Stored entries:
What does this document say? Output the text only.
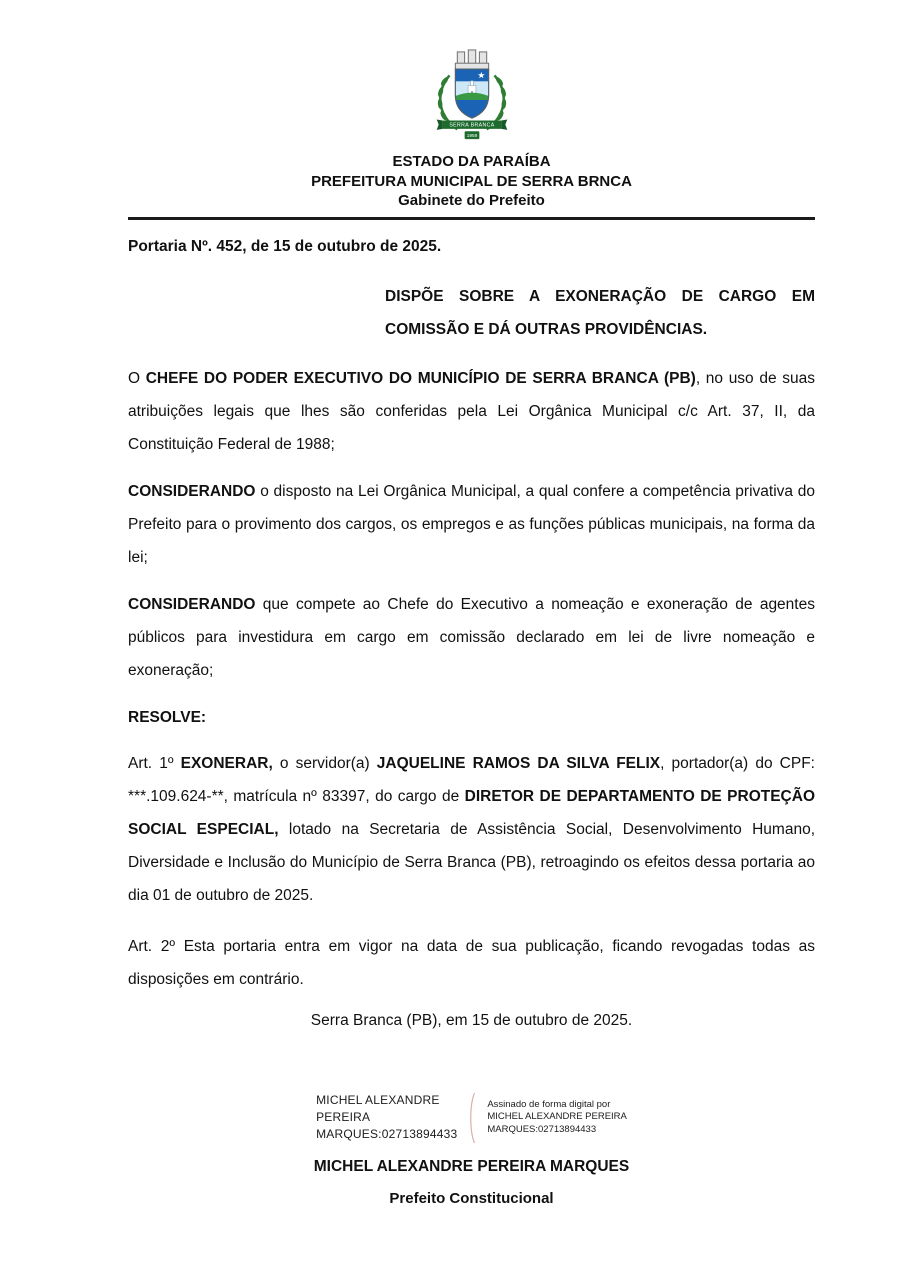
SERRA BRANCA
1959
ESTADO DA PARAÍBA
PREFEITURA MUNICIPAL DE SERRA BRNCA
Gabinete do Prefeito
Portaria Nº. 452, de 15 de outubro de 2025.
DISPÕE SOBRE A EXONERAÇÃO DE CARGO EM COMISSÃO E DÁ OUTRAS PROVIDÊNCIAS.

O CHEFE DO PODER EXECUTIVO DO MUNICÍPIO DE SERRA BRANCA (PB), no uso de suas atribuições legais que lhes são conferidas pela Lei Orgânica Municipal c/c Art. 37, II, da Constituição Federal de 1988;

CONSIDERANDO o disposto na Lei Orgânica Municipal, a qual confere a competência privativa do Prefeito para o provimento dos cargos, os empregos e as funções públicas municipais, na forma da lei;

CONSIDERANDO que compete ao Chefe do Executivo a nomeação e exoneração de agentes públicos para investidura em cargo em comissão declarado em lei de livre nomeação e exoneração;

RESOLVE:

Art. 1º EXONERAR, o servidor(a) JAQUELINE RAMOS DA SILVA FELIX, portador(a) do CPF: ***.109.624-**, matrícula nº 83397, do cargo de DIRETOR DE DEPARTAMENTO DE PROTEÇÃO SOCIAL ESPECIAL, lotado na Secretaria de Assistência Social, Desenvolvimento Humano, Diversidade e Inclusão do Município de Serra Branca (PB), retroagindo os efeitos dessa portaria ao dia 01 de outubro de 2025.

Art. 2º Esta portaria entra em vigor na data de sua publicação, ficando revogadas todas as disposições em contrário.

Serra Branca (PB), em 15 de outubro de 2025.
MICHEL ALEXANDRE
PEREIRA
MARQUES:02713894433
Assinado de forma digital por
MICHEL ALEXANDRE PEREIRA
MARQUES:02713894433
MICHEL ALEXANDRE PEREIRA MARQUES
Prefeito Constitucional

_The task_. The records above must be printed exactly; the pictures stay out.

_Completed exercise_.
What does this document say? Output the text only.
SERRA BRANCA
1959
ESTADO DA PARAÍBA
PREFEITURA MUNICIPAL DE SERRA BRNCA
Gabinete do Prefeito
Portaria Nº. 452, de 15 de outubro de 2025.
DISPÕE SOBRE A EXONERAÇÃO DE CARGO EM COMISSÃO E DÁ OUTRAS PROVIDÊNCIAS.

O CHEFE DO PODER EXECUTIVO DO MUNICÍPIO DE SERRA BRANCA (PB), no uso de suas atribuições legais que lhes são conferidas pela Lei Orgânica Municipal c/c Art. 37, II, da Constituição Federal de 1988;

CONSIDERANDO o disposto na Lei Orgânica Municipal, a qual confere a competência privativa do Prefeito para o provimento dos cargos, os empregos e as funções públicas municipais, na forma da lei;

CONSIDERANDO que compete ao Chefe do Executivo a nomeação e exoneração de agentes públicos para investidura em cargo em comissão declarado em lei de livre nomeação e exoneração;

RESOLVE:

Art. 1º EXONERAR, o servidor(a) JAQUELINE RAMOS DA SILVA FELIX, portador(a) do CPF: ***.109.624-**, matrícula nº 83397, do cargo de DIRETOR DE DEPARTAMENTO DE PROTEÇÃO SOCIAL ESPECIAL, lotado na Secretaria de Assistência Social, Desenvolvimento Humano, Diversidade e Inclusão do Município de Serra Branca (PB), retroagindo os efeitos dessa portaria ao dia 01 de outubro de 2025.

Art. 2º Esta portaria entra em vigor na data de sua publicação, ficando revogadas todas as disposições em contrário.

Serra Branca (PB), em 15 de outubro de 2025.
MICHEL ALEXANDRE
PEREIRA
MARQUES:02713894433
Assinado de forma digital por
MICHEL ALEXANDRE PEREIRA
MARQUES:02713894433
MICHEL ALEXANDRE PEREIRA MARQUES
Prefeito Constitucional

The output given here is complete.